> **Job**
Without the pictures, set down every line of the data exactly.
-------- Items
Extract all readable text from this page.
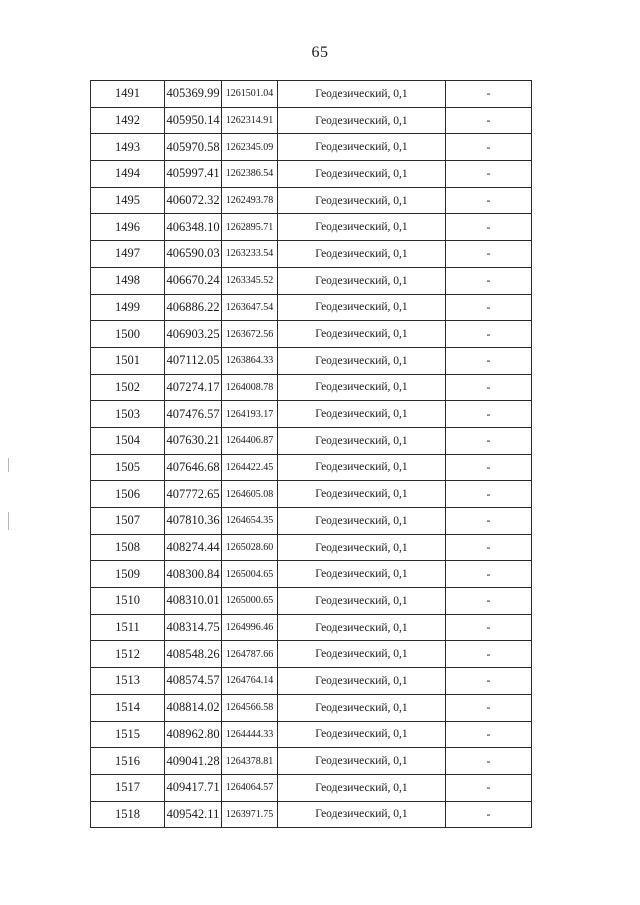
65
1491	405369.99	1261501.04	Геодезический, 0,1	-
1492	405950.14	1262314.91	Геодезический, 0,1	-
1493	405970.58	1262345.09	Геодезический, 0,1	-
1494	405997.41	1262386.54	Геодезический, 0,1	-
1495	406072.32	1262493.78	Геодезический, 0,1	-
1496	406348.10	1262895.71	Геодезический, 0,1	-
1497	406590.03	1263233.54	Геодезический, 0,1	-
1498	406670.24	1263345.52	Геодезический, 0,1	-
1499	406886.22	1263647.54	Геодезический, 0,1	-
1500	406903.25	1263672.56	Геодезический, 0,1	-
1501	407112.05	1263864.33	Геодезический, 0,1	-
1502	407274.17	1264008.78	Геодезический, 0,1	-
1503	407476.57	1264193.17	Геодезический, 0,1	-
1504	407630.21	1264406.87	Геодезический, 0,1	-
1505	407646.68	1264422.45	Геодезический, 0,1	-
1506	407772.65	1264605.08	Геодезический, 0,1	-
1507	407810.36	1264654.35	Геодезический, 0,1	-
1508	408274.44	1265028.60	Геодезический, 0,1	-
1509	408300.84	1265004.65	Геодезический, 0,1	-
1510	408310.01	1265000.65	Геодезический, 0,1	-
1511	408314.75	1264996.46	Геодезический, 0,1	-
1512	408548.26	1264787.66	Геодезический, 0,1	-
1513	408574.57	1264764.14	Геодезический, 0,1	-
1514	408814.02	1264566.58	Геодезический, 0,1	-
1515	408962.80	1264444.33	Геодезический, 0,1	-
1516	409041.28	1264378.81	Геодезический, 0,1	-
1517	409417.71	1264064.57	Геодезический, 0,1	-
1518	409542.11	1263971.75	Геодезический, 0,1	-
----------------
> **Written response**
Extract all readable text from this page.
65
1491	405369.99	1261501.04	Геодезический, 0,1	-
1492	405950.14	1262314.91	Геодезический, 0,1	-
1493	405970.58	1262345.09	Геодезический, 0,1	-
1494	405997.41	1262386.54	Геодезический, 0,1	-
1495	406072.32	1262493.78	Геодезический, 0,1	-
1496	406348.10	1262895.71	Геодезический, 0,1	-
1497	406590.03	1263233.54	Геодезический, 0,1	-
1498	406670.24	1263345.52	Геодезический, 0,1	-
1499	406886.22	1263647.54	Геодезический, 0,1	-
1500	406903.25	1263672.56	Геодезический, 0,1	-
1501	407112.05	1263864.33	Геодезический, 0,1	-
1502	407274.17	1264008.78	Геодезический, 0,1	-
1503	407476.57	1264193.17	Геодезический, 0,1	-
1504	407630.21	1264406.87	Геодезический, 0,1	-
1505	407646.68	1264422.45	Геодезический, 0,1	-
1506	407772.65	1264605.08	Геодезический, 0,1	-
1507	407810.36	1264654.35	Геодезический, 0,1	-
1508	408274.44	1265028.60	Геодезический, 0,1	-
1509	408300.84	1265004.65	Геодезический, 0,1	-
1510	408310.01	1265000.65	Геодезический, 0,1	-
1511	408314.75	1264996.46	Геодезический, 0,1	-
1512	408548.26	1264787.66	Геодезический, 0,1	-
1513	408574.57	1264764.14	Геодезический, 0,1	-
1514	408814.02	1264566.58	Геодезический, 0,1	-
1515	408962.80	1264444.33	Геодезический, 0,1	-
1516	409041.28	1264378.81	Геодезический, 0,1	-
1517	409417.71	1264064.57	Геодезический, 0,1	-
1518	409542.11	1263971.75	Геодезический, 0,1	-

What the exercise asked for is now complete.